_Письменное задание 1_
Перепишите отрывок исходного текста, начиная с «Но многие страницы» и заканчивая «один из них.». Замените в нём «споры» на «дискуссии».
_Письменное задание 2_
По чему, согласно исходному тексту, Миша разучивал английский язык после того, как его приговорили к смертной казни?

_Исходный текст_
________________________

Но многие страницы черновых записей совсем не воспроизведены в книге. Так, не вошли в книгу споры Федора Клычкова, Андреева, Бочкина и Лопаря на общие темы: об этике, о морали, о пережитках старого в сознании человека, о собственничестве. Интересно привести некоторые рассуждения фурмановских героев.
«Совместно жить ой-ой как трудно», — говорит один из них.
Лопарь отвечает: «Когда надо действовать вместе, всякая рознь, всякая мелочность побоку. Выходило так, будто в мелочах этих житейских в нас объявлялось все, что от старого осталось, от прошлого, от жизни нашей, от ученья школьного, от воспитания… А когда на борьбу сходились, тогда все отбрасывалось и оставались только воины — тут-то настоящий новый человек и объявлялся…»
«И все-таки, — молвил Терентий, — никогда не бывает, чтобы человек из одних талантов задался».
Прекрасные страницы неопубликованных вариантов посвящены характеристике людей «высоких человеческих качеств». Таким человеком несомненно был Миша (командующий армией М. В. Фрунзе). Старые друзья много разговаривают о нем, вспоминают, как он вел себя когда-то в тюрьме.
«— Его к смертной казни приговорили, а он себе английский язык разучивает по самоучителю. Это не каждый сумеет так-то. Силу надо иметь для этого особенную…
— Так и выучил? — наивно изумился Бочкин.
— Выучил ли — не знаю, а учил… И когда в централе, где он сидел, заваруха какая начиналась: скандалы затевали или просто перенервничаются люди и помощи ждут со стороны, — к кому тогда идти: опять к Мише, опять к нему; словно склад тут какой, словно запасы в нем сохраняются. И весел постоянно, бодрый ходит такой, все торопится куда-то, все учится, занимается сам; помогает кому-нибудь; нет, братцы, это чудесный человек, чудесный… Мы еще не знаем его… Вот уж действительно никакая мелочь к нему не приставала.

________________________

_Предоставленные данные_
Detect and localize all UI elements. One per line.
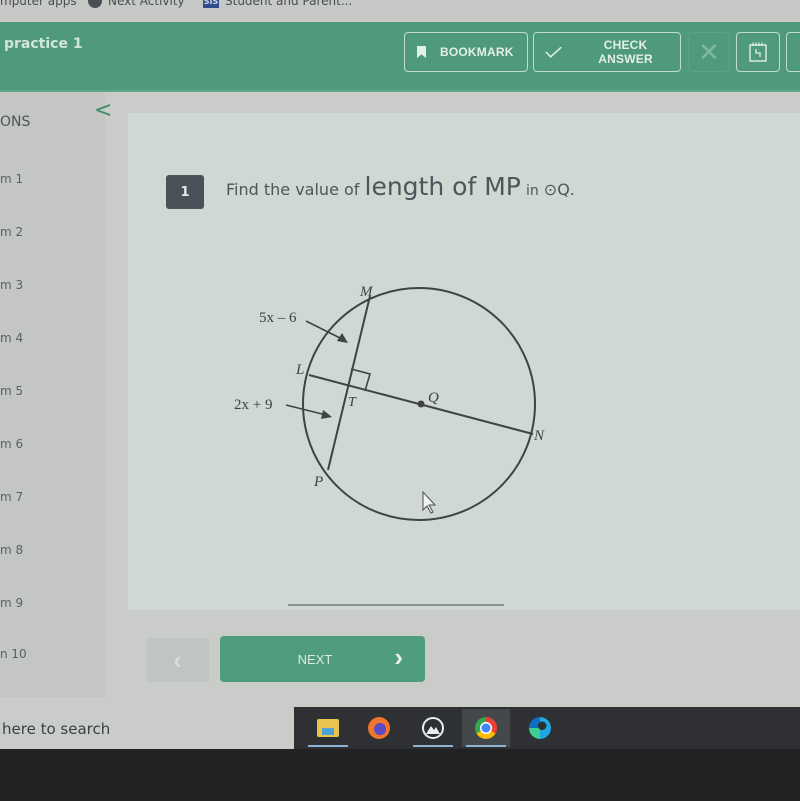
previous-button[interactable]: ‹: [146, 638, 209, 682]
more-button[interactable]: [786, 32, 800, 72]
bookmarks-bar: mputer apps Next Activity SIS Student an…: [0, 0, 800, 22]
bookmark-computer-apps[interactable]: mputer apps: [0, 0, 77, 8]
next-label: NEXT: [297, 652, 333, 667]
circle-diagram: M L T Q N P 5x – 6 2x + 9: [234, 284, 545, 521]
sidebar-item-2[interactable]: m 2: [0, 225, 23, 239]
circle-name: Q.: [557, 180, 575, 199]
point-label-n: N: [533, 428, 545, 444]
bookmark-label: Student and Parent...: [225, 0, 353, 8]
lower-arrowhead: [321, 410, 332, 419]
taskbar-chrome[interactable]: [462, 709, 510, 747]
check-answer-label: CHECK ANSWER: [598, 38, 653, 66]
close-icon: ✕: [698, 36, 720, 67]
question-number-badge: 1: [166, 175, 204, 209]
globe-icon: [88, 0, 102, 8]
sidebar-item-6[interactable]: m 6: [0, 437, 23, 451]
bookmark-next-activity[interactable]: Next Activity: [88, 0, 185, 8]
circle-symbol: ⊙: [543, 180, 558, 199]
sis-icon: SIS: [203, 0, 219, 8]
center-point: [417, 400, 425, 408]
bookmark-button[interactable]: BOOKMARK: [404, 32, 528, 72]
sidebar-item-5[interactable]: m 5: [0, 384, 23, 398]
sidebar-item-8[interactable]: m 8: [0, 543, 23, 557]
point-label-l: L: [295, 362, 304, 378]
questions-sidebar: ONS m 1 m 2 m 3 m 4 m 5 m 6 m 7 m 8 m 9 …: [0, 92, 105, 697]
chord-mp: [327, 295, 371, 471]
sidebar-item-7[interactable]: m 7: [0, 490, 23, 504]
answer-divider: [288, 604, 504, 606]
point-label-q: Q: [428, 390, 439, 406]
close-button[interactable]: ✕: [688, 32, 730, 72]
next-button[interactable]: NEXT ›: [220, 636, 425, 682]
sidebar-title: ONS: [0, 114, 31, 130]
chevron-left-icon: ‹: [173, 644, 182, 675]
collapse-sidebar-button[interactable]: <: [94, 100, 112, 122]
point-label-t: T: [348, 395, 357, 410]
edge-icon: [529, 717, 551, 739]
sidebar-item-3[interactable]: m 3: [0, 278, 23, 292]
chrome-icon: [475, 717, 497, 739]
search-placeholder: here to search: [2, 720, 111, 738]
point-label-p: P: [313, 474, 323, 490]
taskbar-search[interactable]: here to search: [0, 707, 294, 749]
taskbar-edge[interactable]: [516, 709, 564, 747]
notepad-icon: [749, 42, 767, 62]
sidebar-item-4[interactable]: m 4: [0, 331, 23, 345]
firefox-icon: [368, 717, 390, 739]
running-indicator: [466, 745, 506, 747]
taskbar-mountain-app[interactable]: [409, 709, 457, 747]
bookmark-icon: [417, 46, 426, 58]
bookmark-label: mputer apps: [0, 0, 77, 8]
monitor-bezel: [0, 749, 800, 801]
check-answer-button[interactable]: CHECK ANSWER: [533, 32, 681, 72]
lower-segment-label: 2x + 9: [234, 397, 272, 413]
question-text: Find the value of length of MP in ⊙Q.: [226, 172, 575, 201]
point-label-m: M: [359, 284, 374, 300]
chevron-right-icon: ›: [394, 642, 403, 672]
bookmark-student-parent[interactable]: SIS Student and Parent...: [203, 0, 352, 8]
checkmark-icon: [545, 46, 562, 58]
page-title: practice 1: [4, 36, 83, 52]
question-target: length of MP: [364, 172, 521, 201]
sidebar-item-9[interactable]: m 9: [0, 596, 23, 610]
mouse-cursor-icon: [422, 490, 437, 514]
bookmark-label: Next Activity: [108, 0, 185, 8]
assessment-header: practice 1 BOOKMARK CHECK ANSWER ✕: [0, 22, 800, 92]
taskbar-firefox[interactable]: [355, 709, 403, 747]
question-in: in: [525, 183, 539, 199]
upper-segment-label: 5x – 6: [259, 310, 297, 326]
sidebar-item-10[interactable]: n 10: [0, 647, 27, 661]
chevron-left-icon: <: [94, 98, 113, 123]
folder-icon: [317, 719, 339, 737]
running-indicator: [308, 745, 348, 747]
running-indicator: [413, 745, 453, 747]
lower-arrow: [285, 404, 327, 416]
notepad-button[interactable]: [736, 32, 780, 72]
bookmark-label: BOOKMARK: [440, 45, 514, 59]
mountain-app-icon: [422, 717, 444, 739]
question-prefix: Find the value of: [226, 180, 360, 199]
taskbar-file-explorer[interactable]: [304, 709, 352, 747]
sidebar-item-1[interactable]: m 1: [0, 172, 23, 186]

________________________

_Решение задачи 1_
Но многие страницы черновых записей совсем не воспроизведены в книге. Так, не вошли в книгу дискуссии Федора Клычкова, Андреева, Бочкина и Лопаря на общие темы: об этике, о морали, о пережитках старого в сознании человека, о собственничестве. Интересно привести некоторые рассуждения фурмановских героев.
«Совместно жить ой-ой как трудно», — говорит один из них.

_Решение задачи 2_
Миша разучивал английский язык по самоучителю.